■ Prompt ■
Pick out and copy every line below that has the word "Section".

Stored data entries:
>>

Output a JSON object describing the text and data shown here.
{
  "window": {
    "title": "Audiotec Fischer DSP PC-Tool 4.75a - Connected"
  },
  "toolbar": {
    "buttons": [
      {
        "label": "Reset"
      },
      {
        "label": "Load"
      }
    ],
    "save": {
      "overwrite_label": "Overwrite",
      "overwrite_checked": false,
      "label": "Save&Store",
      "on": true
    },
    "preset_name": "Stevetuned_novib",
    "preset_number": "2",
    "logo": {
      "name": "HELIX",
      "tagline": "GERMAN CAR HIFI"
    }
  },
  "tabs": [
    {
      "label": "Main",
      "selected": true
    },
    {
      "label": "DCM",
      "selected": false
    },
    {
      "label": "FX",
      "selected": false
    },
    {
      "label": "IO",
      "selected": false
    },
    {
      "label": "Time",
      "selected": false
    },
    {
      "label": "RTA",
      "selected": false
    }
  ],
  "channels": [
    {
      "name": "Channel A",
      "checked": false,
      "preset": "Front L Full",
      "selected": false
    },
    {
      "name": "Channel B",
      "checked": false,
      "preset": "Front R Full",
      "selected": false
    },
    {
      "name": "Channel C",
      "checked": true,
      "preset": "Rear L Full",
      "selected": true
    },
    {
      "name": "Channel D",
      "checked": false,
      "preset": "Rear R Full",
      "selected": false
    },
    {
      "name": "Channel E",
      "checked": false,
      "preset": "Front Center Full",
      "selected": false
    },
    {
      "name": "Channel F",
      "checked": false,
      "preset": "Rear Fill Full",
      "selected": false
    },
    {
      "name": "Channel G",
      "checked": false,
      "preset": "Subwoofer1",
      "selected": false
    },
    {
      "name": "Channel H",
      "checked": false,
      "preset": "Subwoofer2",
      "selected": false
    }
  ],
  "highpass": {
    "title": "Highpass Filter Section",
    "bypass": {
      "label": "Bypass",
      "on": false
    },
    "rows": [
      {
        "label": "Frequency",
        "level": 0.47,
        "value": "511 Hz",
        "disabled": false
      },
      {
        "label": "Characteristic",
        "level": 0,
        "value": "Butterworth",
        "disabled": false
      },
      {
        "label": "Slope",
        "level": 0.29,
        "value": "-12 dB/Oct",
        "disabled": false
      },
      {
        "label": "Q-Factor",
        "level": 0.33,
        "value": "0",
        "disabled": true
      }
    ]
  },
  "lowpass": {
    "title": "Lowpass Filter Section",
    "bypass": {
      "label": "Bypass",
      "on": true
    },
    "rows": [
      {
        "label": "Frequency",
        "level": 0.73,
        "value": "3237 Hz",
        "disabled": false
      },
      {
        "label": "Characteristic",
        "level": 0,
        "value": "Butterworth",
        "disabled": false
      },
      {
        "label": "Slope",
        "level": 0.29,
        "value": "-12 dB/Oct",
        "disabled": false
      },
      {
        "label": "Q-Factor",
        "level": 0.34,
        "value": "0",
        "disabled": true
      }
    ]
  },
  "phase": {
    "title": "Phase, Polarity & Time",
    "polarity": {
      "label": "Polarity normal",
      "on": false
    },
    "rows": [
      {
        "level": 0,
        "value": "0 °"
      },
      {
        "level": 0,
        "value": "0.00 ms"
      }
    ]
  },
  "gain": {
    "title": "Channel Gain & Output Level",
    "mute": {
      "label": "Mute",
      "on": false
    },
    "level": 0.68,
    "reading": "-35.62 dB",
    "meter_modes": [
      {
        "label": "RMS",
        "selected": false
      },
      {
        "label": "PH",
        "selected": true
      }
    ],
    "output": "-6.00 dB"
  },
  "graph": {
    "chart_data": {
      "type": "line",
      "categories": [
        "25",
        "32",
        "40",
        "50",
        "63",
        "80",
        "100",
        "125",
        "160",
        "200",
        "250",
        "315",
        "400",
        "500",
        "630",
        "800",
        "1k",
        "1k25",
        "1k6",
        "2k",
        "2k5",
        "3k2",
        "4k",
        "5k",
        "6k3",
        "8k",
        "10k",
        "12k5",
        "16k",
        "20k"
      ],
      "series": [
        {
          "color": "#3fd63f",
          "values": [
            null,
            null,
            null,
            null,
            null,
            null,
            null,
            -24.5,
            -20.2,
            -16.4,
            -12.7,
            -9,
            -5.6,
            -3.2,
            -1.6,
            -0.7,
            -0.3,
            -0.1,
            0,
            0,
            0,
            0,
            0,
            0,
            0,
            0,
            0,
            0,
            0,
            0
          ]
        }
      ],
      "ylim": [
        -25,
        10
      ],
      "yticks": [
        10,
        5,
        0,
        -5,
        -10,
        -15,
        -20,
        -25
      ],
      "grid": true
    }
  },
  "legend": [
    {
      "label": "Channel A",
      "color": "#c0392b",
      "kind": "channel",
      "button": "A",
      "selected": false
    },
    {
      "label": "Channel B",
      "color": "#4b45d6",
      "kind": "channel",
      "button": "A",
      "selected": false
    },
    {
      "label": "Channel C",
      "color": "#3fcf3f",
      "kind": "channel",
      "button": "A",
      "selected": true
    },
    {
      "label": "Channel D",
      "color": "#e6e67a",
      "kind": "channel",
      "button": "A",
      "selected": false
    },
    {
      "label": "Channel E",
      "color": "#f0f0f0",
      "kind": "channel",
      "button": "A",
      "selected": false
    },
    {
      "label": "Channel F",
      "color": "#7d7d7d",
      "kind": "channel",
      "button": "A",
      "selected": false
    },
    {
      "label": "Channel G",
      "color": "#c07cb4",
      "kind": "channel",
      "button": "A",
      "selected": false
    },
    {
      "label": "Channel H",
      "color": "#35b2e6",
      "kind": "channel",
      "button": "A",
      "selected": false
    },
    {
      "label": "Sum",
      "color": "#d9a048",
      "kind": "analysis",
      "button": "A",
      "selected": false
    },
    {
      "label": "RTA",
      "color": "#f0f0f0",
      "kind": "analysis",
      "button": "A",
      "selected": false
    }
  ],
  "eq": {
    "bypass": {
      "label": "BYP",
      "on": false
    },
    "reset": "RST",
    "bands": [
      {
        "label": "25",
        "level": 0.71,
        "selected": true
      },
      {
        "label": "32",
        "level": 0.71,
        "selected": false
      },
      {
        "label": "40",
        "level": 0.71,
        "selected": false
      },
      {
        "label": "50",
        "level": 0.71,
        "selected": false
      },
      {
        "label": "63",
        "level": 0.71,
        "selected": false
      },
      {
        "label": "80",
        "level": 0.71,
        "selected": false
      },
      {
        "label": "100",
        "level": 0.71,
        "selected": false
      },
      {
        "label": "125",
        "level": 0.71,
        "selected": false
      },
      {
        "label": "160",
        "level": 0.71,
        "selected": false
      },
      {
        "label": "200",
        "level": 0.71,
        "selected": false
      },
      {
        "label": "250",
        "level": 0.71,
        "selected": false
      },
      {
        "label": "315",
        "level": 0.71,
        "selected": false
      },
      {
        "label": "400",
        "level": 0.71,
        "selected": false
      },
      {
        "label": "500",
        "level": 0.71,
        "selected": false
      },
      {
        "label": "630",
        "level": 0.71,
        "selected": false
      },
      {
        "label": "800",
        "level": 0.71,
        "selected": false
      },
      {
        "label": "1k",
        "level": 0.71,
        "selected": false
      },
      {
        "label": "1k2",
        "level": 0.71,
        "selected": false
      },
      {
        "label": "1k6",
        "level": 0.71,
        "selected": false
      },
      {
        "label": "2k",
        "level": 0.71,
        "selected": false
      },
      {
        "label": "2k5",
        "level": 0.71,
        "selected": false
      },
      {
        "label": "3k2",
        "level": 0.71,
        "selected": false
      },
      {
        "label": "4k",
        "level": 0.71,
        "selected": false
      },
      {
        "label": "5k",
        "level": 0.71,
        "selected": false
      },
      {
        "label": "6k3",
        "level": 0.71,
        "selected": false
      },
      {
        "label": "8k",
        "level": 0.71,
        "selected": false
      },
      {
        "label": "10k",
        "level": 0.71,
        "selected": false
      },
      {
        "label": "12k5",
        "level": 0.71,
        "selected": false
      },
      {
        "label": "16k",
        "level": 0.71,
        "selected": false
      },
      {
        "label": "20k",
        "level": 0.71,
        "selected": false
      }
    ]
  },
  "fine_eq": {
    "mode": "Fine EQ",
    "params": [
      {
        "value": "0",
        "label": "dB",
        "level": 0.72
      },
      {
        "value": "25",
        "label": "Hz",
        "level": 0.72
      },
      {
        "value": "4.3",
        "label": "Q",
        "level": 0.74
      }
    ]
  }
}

<<

■ Worked answer ■
    "title": "Highpass Filter Section",
    "title": "Lowpass Filter Section",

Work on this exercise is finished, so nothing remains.